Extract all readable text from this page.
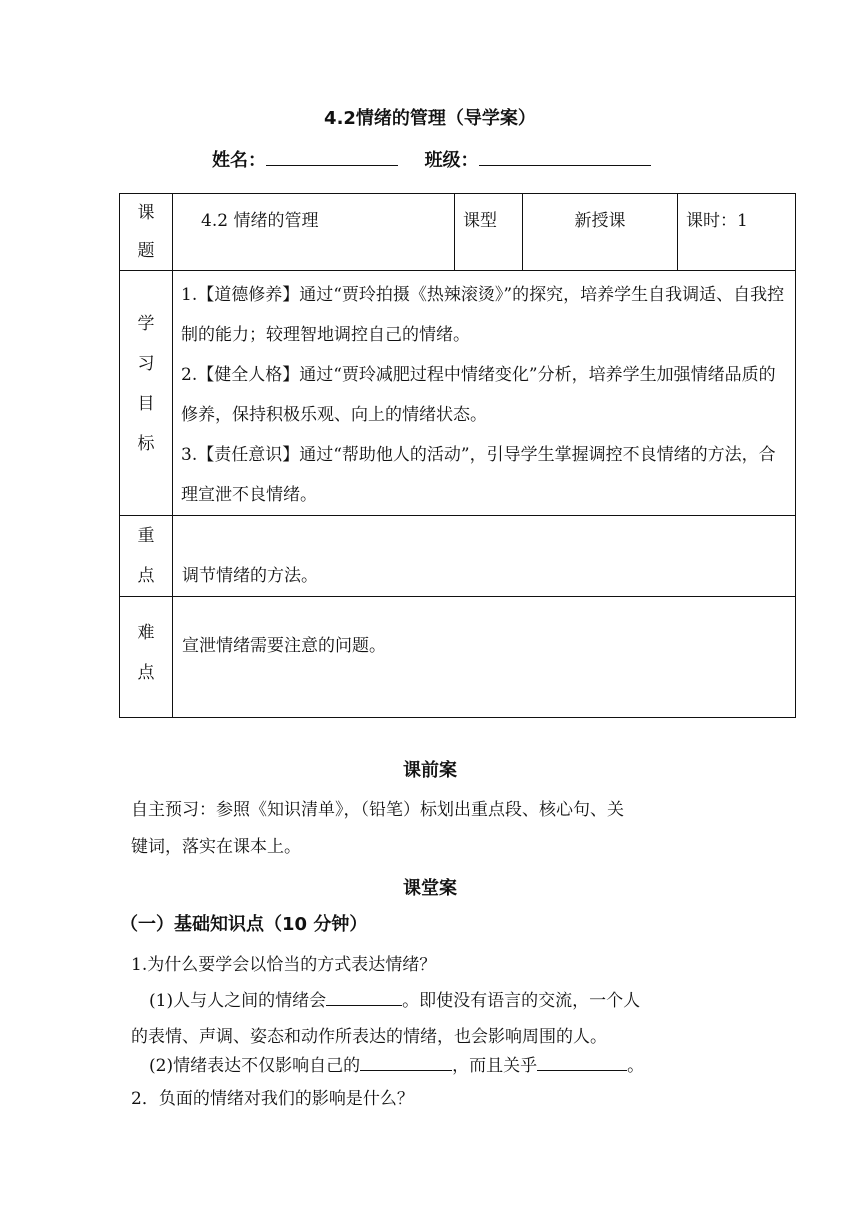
4.2情绪的管理（导学案）
姓名：	班级：
课题	4.2 情绪的管理	课型	新授课	课时：1

学习目标	1.【道德修养】通过“贾玲拍摄《热辣滚烫》”的探究，培养学生自我调适、自我控制的能力；较理智地调控自己的情绪。
2.【健全人格】通过“贾玲减肥过程中情绪变化”分析，培养学生加强情绪品质的修养，保持积极乐观、向上的情绪状态。
3.【责任意识】通过“帮助他人的活动”，引导学生掌握调控不良情绪的方法，合理宣泄不良情绪。			

重点	调节情绪的方法。			

难点	宣泄情绪需要注意的问题。			
课前案
自主预习：参照《知识清单》，（铅笔）标划出重点段、核心句、关
键词，落实在课本上。
课堂案
（一）基础知识点（10 分钟）
1.为什么要学会以恰当的方式表达情绪？
(1)人与人之间的情绪会	。即使没有语言的交流，一个人
的表情、声调、姿态和动作所表达的情绪，也会影响周围的人。
(2)情绪表达不仅影响自己的	，而且关乎	。
2．负面的情绪对我们的影响是什么？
++++++++
Problem to work on: Transcribe the material exactly, and leave out whatever pictures it holds.

Full response:
Extract all readable text from this page.
4.2情绪的管理（导学案）
姓名：	班级：
课题	4.2 情绪的管理	课型	新授课	课时：1

学习目标	1.【道德修养】通过“贾玲拍摄《热辣滚烫》”的探究，培养学生自我调适、自我控制的能力；较理智地调控自己的情绪。
2.【健全人格】通过“贾玲减肥过程中情绪变化”分析，培养学生加强情绪品质的修养，保持积极乐观、向上的情绪状态。
3.【责任意识】通过“帮助他人的活动”，引导学生掌握调控不良情绪的方法，合理宣泄不良情绪。			

重点	调节情绪的方法。			

难点	宣泄情绪需要注意的问题。			
课前案
自主预习：参照《知识清单》，（铅笔）标划出重点段、核心句、关
键词，落实在课本上。
课堂案
（一）基础知识点（10 分钟）
1.为什么要学会以恰当的方式表达情绪？
(1)人与人之间的情绪会	。即使没有语言的交流，一个人
的表情、声调、姿态和动作所表达的情绪，也会影响周围的人。
(2)情绪表达不仅影响自己的	，而且关乎	。
2．负面的情绪对我们的影响是什么？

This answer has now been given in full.